== Set problem ==
Word for word, print each line of the listing below; pictures stay out.

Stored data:
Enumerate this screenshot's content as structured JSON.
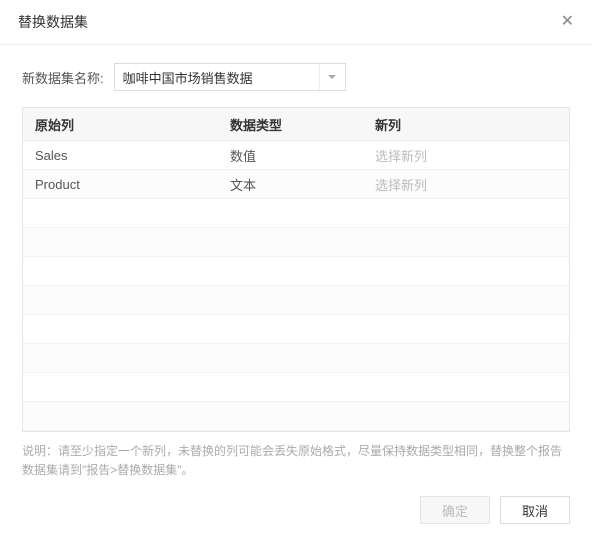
{
  "dialog": {
    "title": "替换数据集",
    "close_glyph": "✕"
  },
  "form": {
    "name_label": "新数据集名称:",
    "name_value": "咖啡中国市场销售数据"
  },
  "table": {
    "headers": {
      "original": "原始列",
      "datatype": "数据类型",
      "newcol": "新列"
    },
    "rows": [
      {
        "original": "Sales",
        "datatype": "数值",
        "newcol_placeholder": "选择新列"
      },
      {
        "original": "Product",
        "datatype": "文本",
        "newcol_placeholder": "选择新列"
      }
    ]
  },
  "hint": "说明：请至少指定一个新列，未替换的列可能会丢失原始格式，尽量保持数据类型相同，替换整个报告数据集请到\"报告>替换数据集\"。",
  "buttons": {
    "ok": "确定",
    "cancel": "取消"
  }
}
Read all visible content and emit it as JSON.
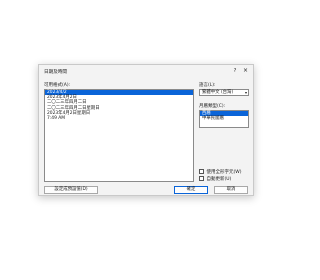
{
  "dialog": {
    "title": "日期及時間",
    "help_label": "?",
    "close_label": "×"
  },
  "formats": {
    "label": "可用格式(A):",
    "items": [
      {
        "text": "2023/4/2",
        "selected": true
      },
      {
        "text": "2023年4月2日",
        "selected": false
      },
      {
        "text": "二〇二三年四月二日",
        "selected": false
      },
      {
        "text": "二〇二三年四月二日星期日",
        "selected": false
      },
      {
        "text": "2023年4月2日星期日",
        "selected": false
      },
      {
        "text": "7:49 AM",
        "selected": false
      }
    ]
  },
  "language": {
    "label": "語言(L):",
    "value": "繁體中文 (台灣)"
  },
  "calendar": {
    "label": "月曆類型(C):",
    "items": [
      {
        "text": "西曆",
        "selected": true
      },
      {
        "text": "中華民國曆",
        "selected": false
      }
    ]
  },
  "options": {
    "use_fullwidth": "使用全形字元(W)",
    "auto_update": "自動更新(U)"
  },
  "buttons": {
    "set_default": "設定成預設值(D)",
    "ok": "確定",
    "cancel": "取消"
  },
  "colors": {
    "accent": "#0a64d8",
    "dialog_bg": "#f3f3f3"
  }
}
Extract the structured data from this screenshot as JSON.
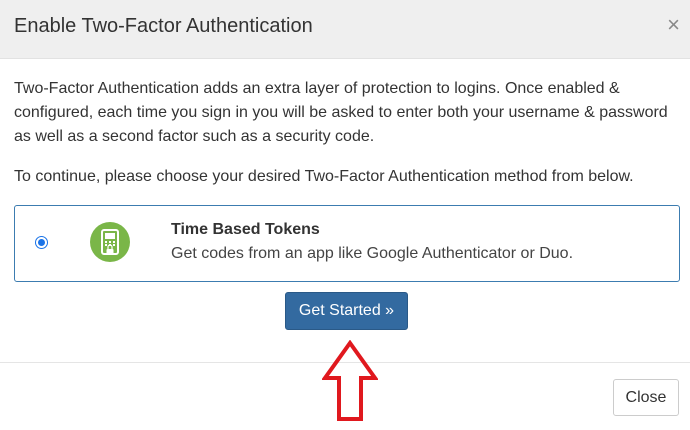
{
  "modal": {
    "title": "Enable Two-Factor Authentication",
    "close_symbol": "×",
    "paragraph1": "Two-Factor Authentication adds an extra layer of protection to logins. Once enabled & configured, each time you sign in you will be asked to enter both your username & password as well as a second factor such as a security code.",
    "paragraph2": "To continue, please choose your desired Two-Factor Authentication method from below."
  },
  "method": {
    "title": "Time Based Tokens",
    "description": "Get codes from an app like Google Authenticator or Duo.",
    "selected": true,
    "icon": "token-device-icon"
  },
  "buttons": {
    "get_started": "Get Started »",
    "close": "Close"
  },
  "colors": {
    "primary": "#336aa0",
    "option_border": "#3c7cb0",
    "icon_green": "#7ab648",
    "arrow_red": "#e0181e"
  }
}
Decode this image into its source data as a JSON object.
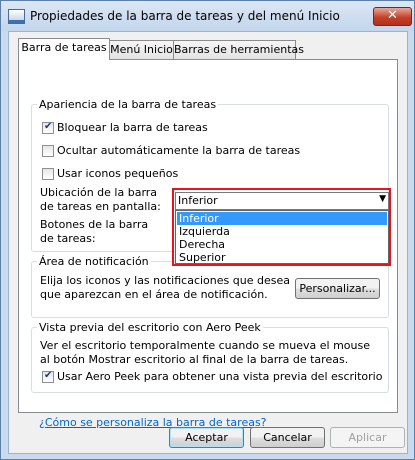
{
  "window": {
    "title": "Propiedades de la barra de tareas y del menú Inicio",
    "close_label": "✕"
  },
  "tabs": [
    {
      "label": "Barra de tareas",
      "active": true
    },
    {
      "label": "Menú Inicio",
      "active": false
    },
    {
      "label": "Barras de herramientas",
      "active": false
    }
  ],
  "appearance": {
    "title": "Apariencia de la barra de tareas",
    "lock_label": "Bloquear la barra de tareas",
    "lock_checked": true,
    "autohide_label": "Ocultar automáticamente la barra de tareas",
    "autohide_checked": false,
    "small_icons_label": "Usar iconos pequeños",
    "small_icons_checked": false,
    "location_label": "Ubicación de la barra de tareas en pantalla:",
    "buttons_label": "Botones de la barra de tareas:",
    "location_select": {
      "selected": "Inferior",
      "options": [
        "Inferior",
        "Izquierda",
        "Derecha",
        "Superior"
      ]
    }
  },
  "notification": {
    "title": "Área de notificación",
    "description": "Elija los iconos y las notificaciones que desea que aparezcan en el área de notificación.",
    "customize_button": "Personalizar..."
  },
  "aero_peek": {
    "title": "Vista previa del escritorio con Aero Peek",
    "description": "Ver el escritorio temporalmente cuando se mueva el mouse al botón Mostrar escritorio al final de la barra de tareas.",
    "use_label": "Usar Aero Peek para obtener una vista previa del escritorio",
    "use_checked": true
  },
  "help_link": "¿Cómo se personaliza la barra de tareas?",
  "buttons": {
    "accept": "Aceptar",
    "cancel": "Cancelar",
    "apply": "Aplicar"
  },
  "colors": {
    "highlight_box": "#e8141b",
    "selection": "#3399ff",
    "link": "#0066cc"
  }
}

== Written solution ==
Enumerate this screenshot's content as structured JSON.
{
  "dialog": {
    "title": "替换数据集",
    "close_glyph": "✕"
  },
  "form": {
    "name_label": "新数据集名称:",
    "name_value": "咖啡中国市场销售数据"
  },
  "table": {
    "headers": {
      "original": "原始列",
      "datatype": "数据类型",
      "newcol": "新列"
    },
    "rows": [
      {
        "original": "Sales",
        "datatype": "数值",
        "newcol_placeholder": "选择新列"
      },
      {
        "original": "Product",
        "datatype": "文本",
        "newcol_placeholder": "选择新列"
      }
    ]
  },
  "hint": "说明：请至少指定一个新列，未替换的列可能会丢失原始格式，尽量保持数据类型相同，替换整个报告数据集请到\"报告>替换数据集\"。",
  "buttons": {
    "ok": "确定",
    "cancel": "取消"
  }
}
Read all visible content and emit it as JSON.
{
  "dialog": {
    "title": "日期及時間",
    "help_label": "?",
    "close_label": "×"
  },
  "formats": {
    "label": "可用格式(A):",
    "items": [
      {
        "text": "2023/4/2",
        "selected": true
      },
      {
        "text": "2023年4月2日",
        "selected": false
      },
      {
        "text": "二〇二三年四月二日",
        "selected": false
      },
      {
        "text": "二〇二三年四月二日星期日",
        "selected": false
      },
      {
        "text": "2023年4月2日星期日",
        "selected": false
      },
      {
        "text": "7:49 AM",
        "selected": false
      }
    ]
  },
  "language": {
    "label": "語言(L):",
    "value": "繁體中文 (台灣)"
  },
  "calendar": {
    "label": "月曆類型(C):",
    "items": [
      {
        "text": "西曆",
        "selected": true
      },
      {
        "text": "中華民國曆",
        "selected": false
      }
    ]
  },
  "options": {
    "use_fullwidth": "使用全形字元(W)",
    "auto_update": "自動更新(U)"
  },
  "buttons": {
    "set_default": "設定成預設值(D)",
    "ok": "確定",
    "cancel": "取消"
  },
  "colors": {
    "accent": "#0a64d8",
    "dialog_bg": "#f3f3f3"
  }
}
Extract the structured data from this screenshot as JSON.
{
  "modal": {
    "title": "Enable Two-Factor Authentication",
    "close_symbol": "×",
    "paragraph1": "Two-Factor Authentication adds an extra layer of protection to logins. Once enabled & configured, each time you sign in you will be asked to enter both your username & password as well as a second factor such as a security code.",
    "paragraph2": "To continue, please choose your desired Two-Factor Authentication method from below."
  },
  "method": {
    "title": "Time Based Tokens",
    "description": "Get codes from an app like Google Authenticator or Duo.",
    "selected": true,
    "icon": "token-device-icon"
  },
  "buttons": {
    "get_started": "Get Started »",
    "close": "Close"
  },
  "colors": {
    "primary": "#336aa0",
    "option_border": "#3c7cb0",
    "icon_green": "#7ab648",
    "arrow_red": "#e0181e"
  }
}
Decode this image into its source data as a JSON object.
{
  "window": {
    "title": "Propiedades de la barra de tareas y del menú Inicio",
    "close_label": "✕"
  },
  "tabs": [
    {
      "label": "Barra de tareas",
      "active": true
    },
    {
      "label": "Menú Inicio",
      "active": false
    },
    {
      "label": "Barras de herramientas",
      "active": false
    }
  ],
  "appearance": {
    "title": "Apariencia de la barra de tareas",
    "lock_label": "Bloquear la barra de tareas",
    "lock_checked": true,
    "autohide_label": "Ocultar automáticamente la barra de tareas",
    "autohide_checked": false,
    "small_icons_label": "Usar iconos pequeños",
    "small_icons_checked": false,
    "location_label": "Ubicación de la barra de tareas en pantalla:",
    "buttons_label": "Botones de la barra de tareas:",
    "location_select": {
      "selected": "Inferior",
      "options": [
        "Inferior",
        "Izquierda",
        "Derecha",
        "Superior"
      ]
    }
  },
  "notification": {
    "title": "Área de notificación",
    "description": "Elija los iconos y las notificaciones que desea que aparezcan en el área de notificación.",
    "customize_button": "Personalizar..."
  },
  "aero_peek": {
    "title": "Vista previa del escritorio con Aero Peek",
    "description": "Ver el escritorio temporalmente cuando se mueva el mouse al botón Mostrar escritorio al final de la barra de tareas.",
    "use_label": "Usar Aero Peek para obtener una vista previa del escritorio",
    "use_checked": true
  },
  "help_link": "¿Cómo se personaliza la barra de tareas?",
  "buttons": {
    "accept": "Aceptar",
    "cancel": "Cancelar",
    "apply": "Aplicar"
  },
  "colors": {
    "highlight_box": "#e8141b",
    "selection": "#3399ff",
    "link": "#0066cc"
  }
}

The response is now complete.